• What you are asked to do:
From the listing below, return each line that includes "JSON".
───── Dataset entries
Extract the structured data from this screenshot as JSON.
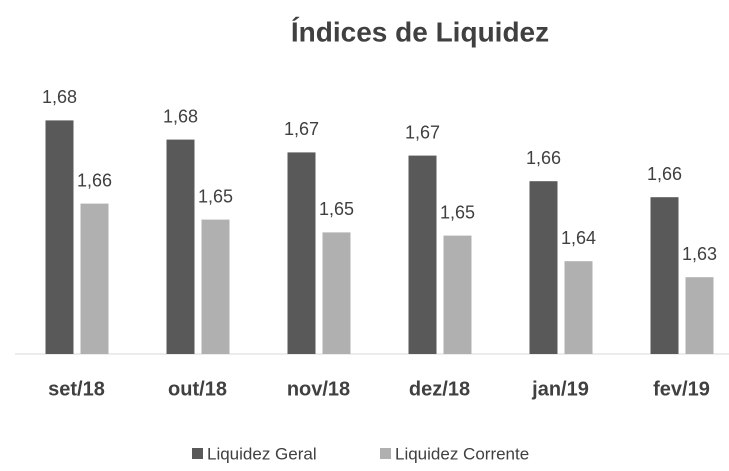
{
  "chart_data": {
    "type": "bar",
    "title": "Índices de Liquidez",
    "categories": [
      "set/18",
      "out/18",
      "nov/18",
      "dez/18",
      "jan/19",
      "fev/19"
    ],
    "series": [
      {
        "name": "Liquidez Geral",
        "color": "#595959",
        "values": [
          1.683,
          1.677,
          1.673,
          1.672,
          1.664,
          1.659
        ],
        "value_labels": [
          "1,68",
          "1,68",
          "1,67",
          "1,67",
          "1,66",
          "1,66"
        ]
      },
      {
        "name": "Liquidez Corrente",
        "color": "#b0b0b0",
        "values": [
          1.657,
          1.652,
          1.648,
          1.647,
          1.639,
          1.634
        ],
        "value_labels": [
          "1,66",
          "1,65",
          "1,65",
          "1,65",
          "1,64",
          "1,63"
        ]
      }
    ],
    "ylim": [
      1.61,
      1.69
    ],
    "legend": "bottom"
  }
}
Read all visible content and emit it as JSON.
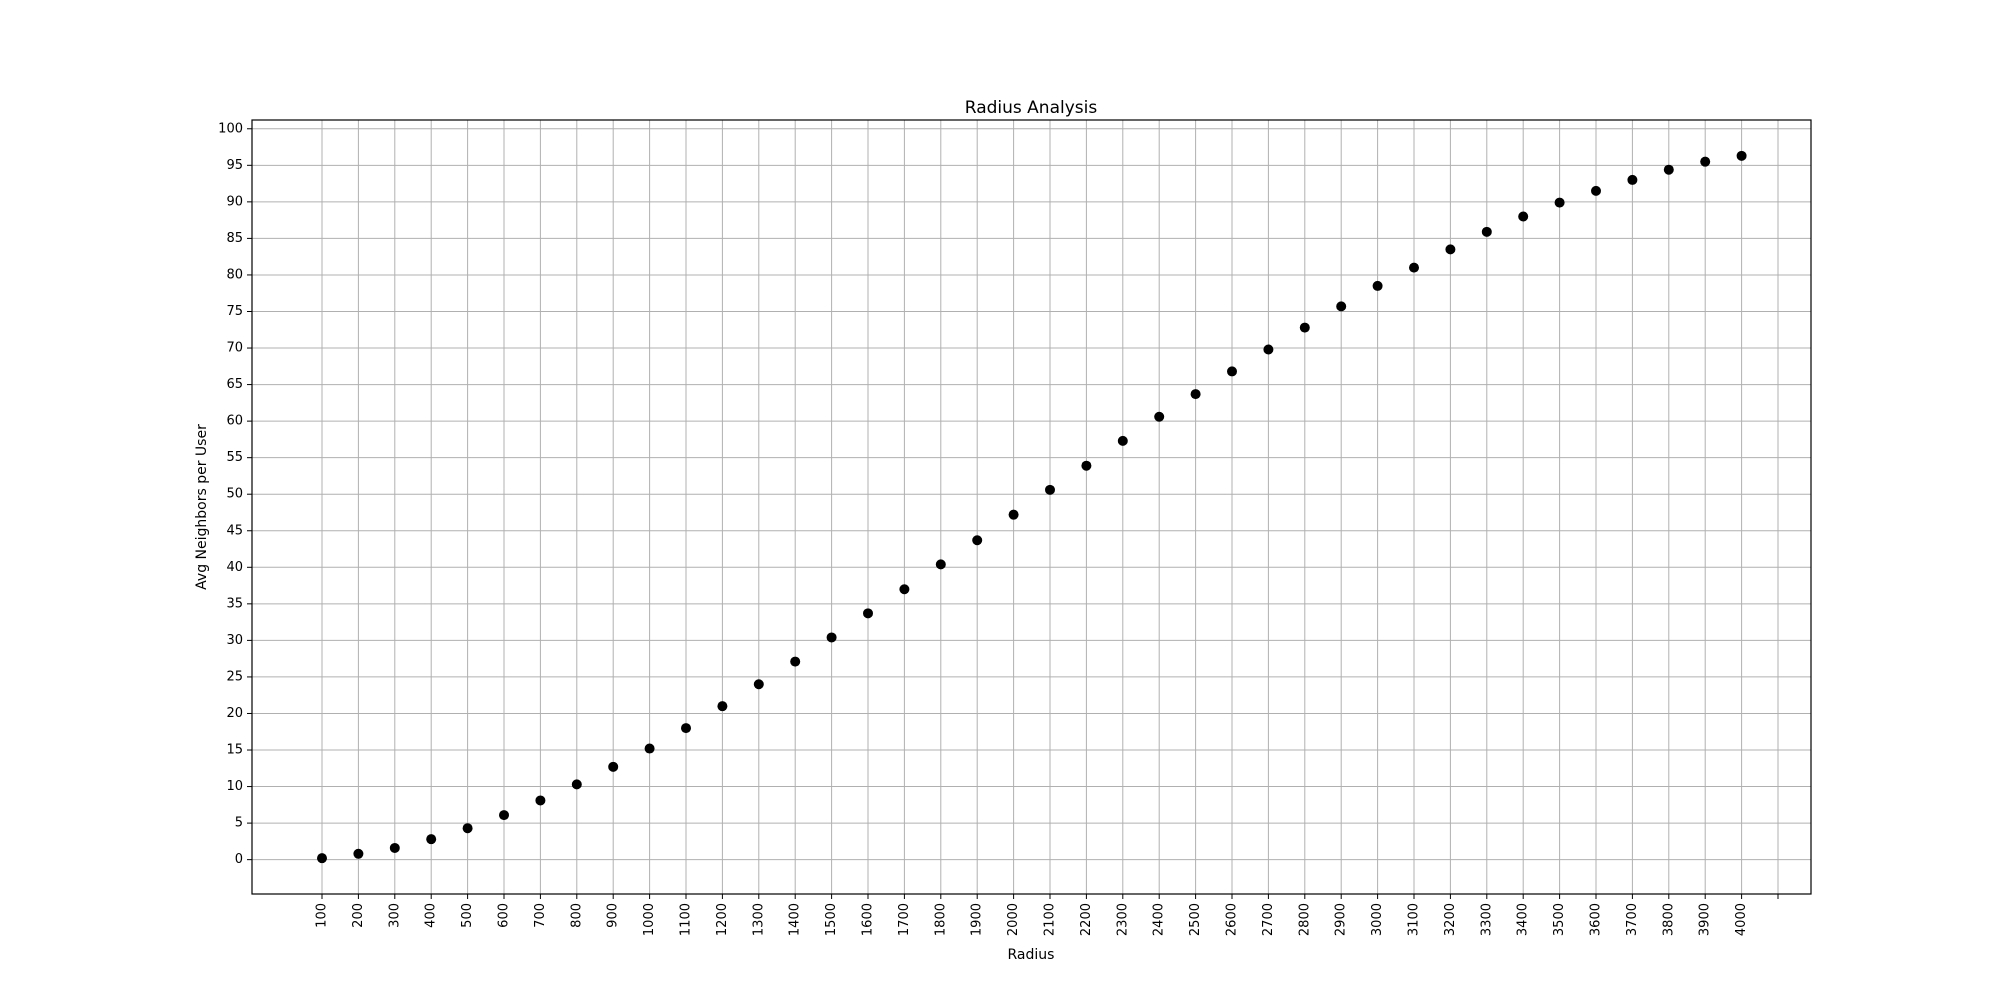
──────────
• Complete output:
Extract the structured data from this screenshot as JSON.
Read all visible content and emit it as JSON.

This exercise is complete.